* start Exercise material *
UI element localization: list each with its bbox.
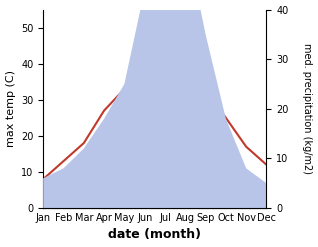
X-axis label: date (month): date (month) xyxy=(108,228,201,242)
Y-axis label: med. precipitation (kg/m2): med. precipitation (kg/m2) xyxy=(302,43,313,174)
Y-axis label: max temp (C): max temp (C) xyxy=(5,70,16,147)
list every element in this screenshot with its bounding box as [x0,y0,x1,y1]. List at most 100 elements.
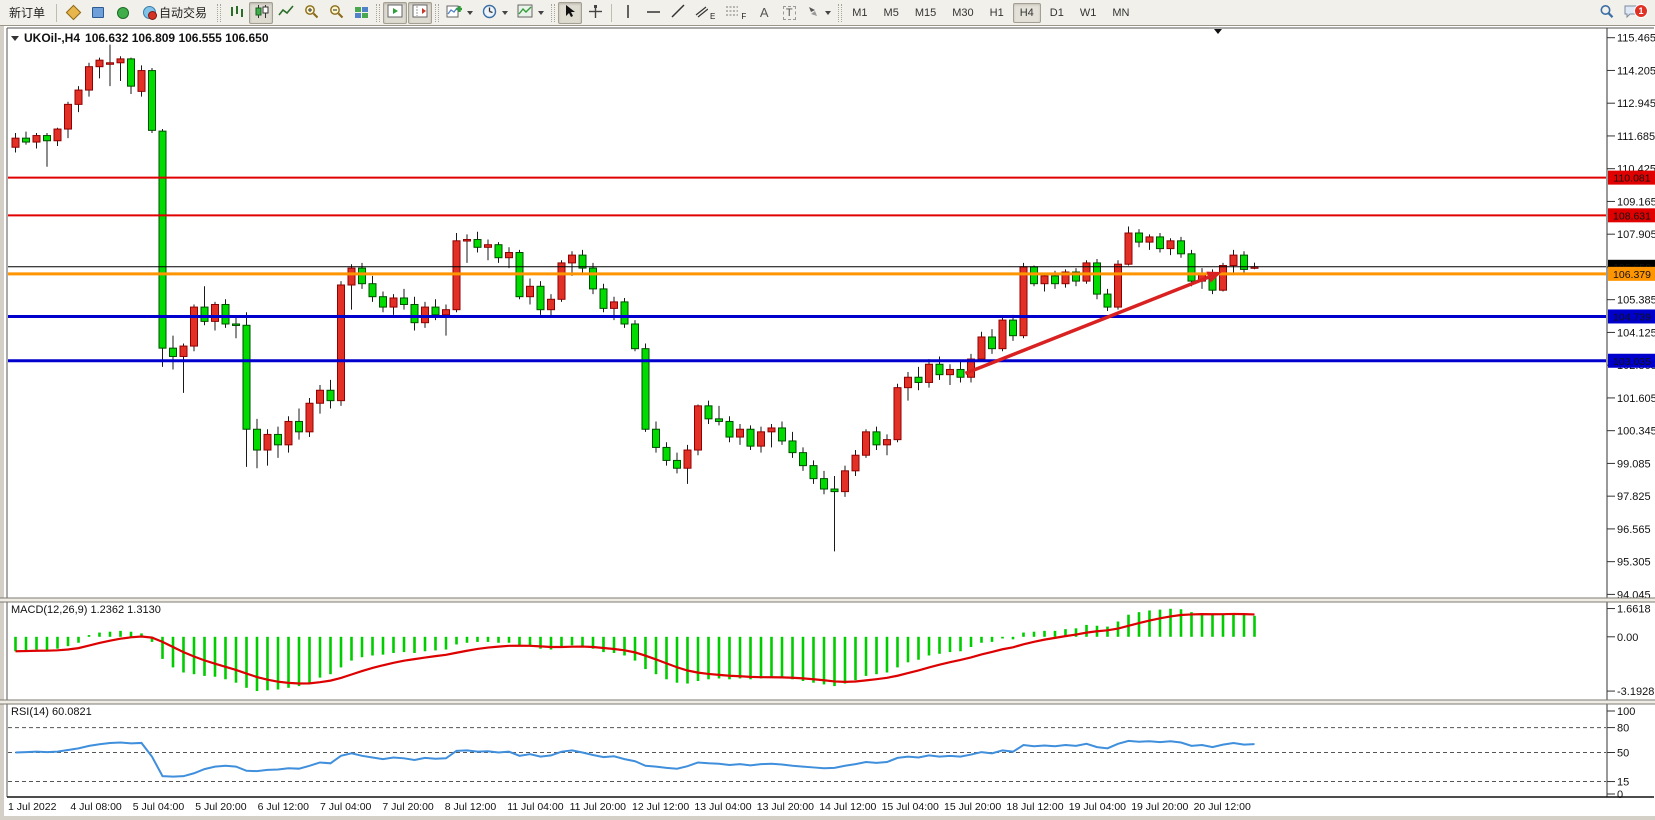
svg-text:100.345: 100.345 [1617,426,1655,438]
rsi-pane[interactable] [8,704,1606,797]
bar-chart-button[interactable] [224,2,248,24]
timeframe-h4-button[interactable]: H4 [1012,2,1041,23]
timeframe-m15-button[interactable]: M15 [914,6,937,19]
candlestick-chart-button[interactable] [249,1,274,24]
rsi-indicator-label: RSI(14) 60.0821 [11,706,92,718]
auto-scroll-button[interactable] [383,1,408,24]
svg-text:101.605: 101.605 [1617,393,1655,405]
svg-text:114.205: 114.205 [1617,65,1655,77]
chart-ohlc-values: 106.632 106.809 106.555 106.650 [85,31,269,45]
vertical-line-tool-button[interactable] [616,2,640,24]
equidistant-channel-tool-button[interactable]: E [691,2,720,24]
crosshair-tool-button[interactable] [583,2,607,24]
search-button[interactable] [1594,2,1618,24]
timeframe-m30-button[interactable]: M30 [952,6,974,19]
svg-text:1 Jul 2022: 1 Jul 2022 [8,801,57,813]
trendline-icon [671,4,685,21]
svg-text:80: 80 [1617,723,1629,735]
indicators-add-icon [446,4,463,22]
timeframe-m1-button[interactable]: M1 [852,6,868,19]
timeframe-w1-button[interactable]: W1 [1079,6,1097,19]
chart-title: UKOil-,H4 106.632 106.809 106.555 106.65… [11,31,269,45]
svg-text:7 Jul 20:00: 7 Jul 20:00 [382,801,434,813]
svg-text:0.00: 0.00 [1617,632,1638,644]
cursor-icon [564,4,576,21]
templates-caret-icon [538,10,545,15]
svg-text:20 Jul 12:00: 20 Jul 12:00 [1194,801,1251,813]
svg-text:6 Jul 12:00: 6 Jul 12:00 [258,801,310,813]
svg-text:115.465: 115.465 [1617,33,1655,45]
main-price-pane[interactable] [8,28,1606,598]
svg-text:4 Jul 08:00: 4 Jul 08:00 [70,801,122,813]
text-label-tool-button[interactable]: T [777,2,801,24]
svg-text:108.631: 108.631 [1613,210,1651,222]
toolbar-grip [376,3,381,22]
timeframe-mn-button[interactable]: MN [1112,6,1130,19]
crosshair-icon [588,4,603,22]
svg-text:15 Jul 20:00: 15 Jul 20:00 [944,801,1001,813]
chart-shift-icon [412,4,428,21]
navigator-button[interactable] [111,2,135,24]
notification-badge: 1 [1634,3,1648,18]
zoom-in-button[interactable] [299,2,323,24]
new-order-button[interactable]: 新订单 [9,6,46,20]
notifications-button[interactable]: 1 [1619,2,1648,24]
* end Exercise material *
▶ _What is needed_
Convert the entries above into a JSON list of strings, one string per line with blank lines dropped, and leave the pictures out of the list.

▶ _Solution to the problem_
[
  "UI element localization: list each with its bbox.",
  "X-axis label: date (month): date (month) xyxy=(108,228,201,242)",
  "Y-axis label: med. precipitation (kg/m2): med. precipitation (kg/m2) xyxy=(302,43,313,174)",
  "Y-axis label: max temp (C): max temp (C) xyxy=(5,70,16,147)",
  "list every element in this screenshot with its bounding box as [x0,y0,x1,y1]. List at most 100 elements.",
  "svg-text:100.345: 100.345 [1617,426,1655,438]",
  "rsi-pane[interactable] [8,704,1606,797]",
  "bar-chart-button[interactable] [224,2,248,24]",
  "timeframe-h4-button[interactable]: H4 [1012,2,1041,23]",
  "timeframe-m15-button[interactable]: M15 [914,6,937,19]",
  "candlestick-chart-button[interactable] [249,1,274,24]",
  "rsi-indicator-label: RSI(14) 60.0821 [11,706,92,718]",
  "auto-scroll-button[interactable] [383,1,408,24]",
  "svg-text:101.605: 101.605 [1617,393,1655,405]",
  "svg-text:114.205: 114.205 [1617,65,1655,77]",
  "chart-ohlc-values: 106.632 106.809 106.555 106.650 [85,31,269,45]",
  "vertical-line-tool-button[interactable] [616,2,640,24]",
  "equidistant-channel-tool-button[interactable]: E [691,2,720,24]",
  "crosshair-tool-button[interactable] [583,2,607,24]",
  "search-button[interactable] [1594,2,1618,24]",
  "timeframe-m30-button[interactable]: M30 [952,6,974,19]",
  "svg-text:1 Jul 2022: 1 Jul 2022 [8,801,57,813]",
  "trendline-icon [671,4,685,21]",
  "svg-text:80: 80 [1617,723,1629,735]",
  "indicators-add-icon [446,4,463,22]",
  "timeframe-m1-button[interactable]: M1 [852,6,868,19]",
  "timeframe-w1-button[interactable]: W1 [1079,6,1097,19]",
  "chart-title: UKOil-,H4 106.632 106.809 106.555 106.65… [11,31,269,45]",
  "svg-text:7 Jul 20:00: 7 Jul 20:00 [382,801,434,813]",
  "svg-text:0.00: 0.00 [1617,632,1638,644]",
  "cursor-icon [564,4,576,21]",
  "templates-caret-icon [538,10,545,15]",
  "svg-text:20 Jul 12:00: 20 Jul 12:00 [1194,801,1251,813]",
  "svg-text:6 Jul 12:00: 6 Jul 12:00 [258,801,310,813]",
  "svg-text:115.465: 115.465 [1617,33,1655,45]",
  "main-price-pane[interactable] [8,28,1606,598]",
  "svg-text:4 Jul 08:00: 4 Jul 08:00 [70,801,122,813]",
  "text-label-tool-button[interactable]: T [777,2,801,24]",
  "svg-text:108.631: 108.631 [1613,210,1651,222]",
  "toolbar-grip [376,3,381,22]",
  "timeframe-mn-button[interactable]: MN [1112,6,1130,19]",
  "crosshair-icon [588,4,603,22]",
  "svg-text:15 Jul 20:00: 15 Jul 20:00 [944,801,1001,813]",
  "chart-shift-icon [412,4,428,21]",
  "navigator-button[interactable] [111,2,135,24]",
  "notification-badge: 1 [1634,3,1648,18]",
  "zoom-in-button[interactable] [299,2,323,24]",
  "new-order-button[interactable]: 新订单 [9,6,46,20]",
  "notifications-button[interactable]: 1 [1619,2,1648,24]"
]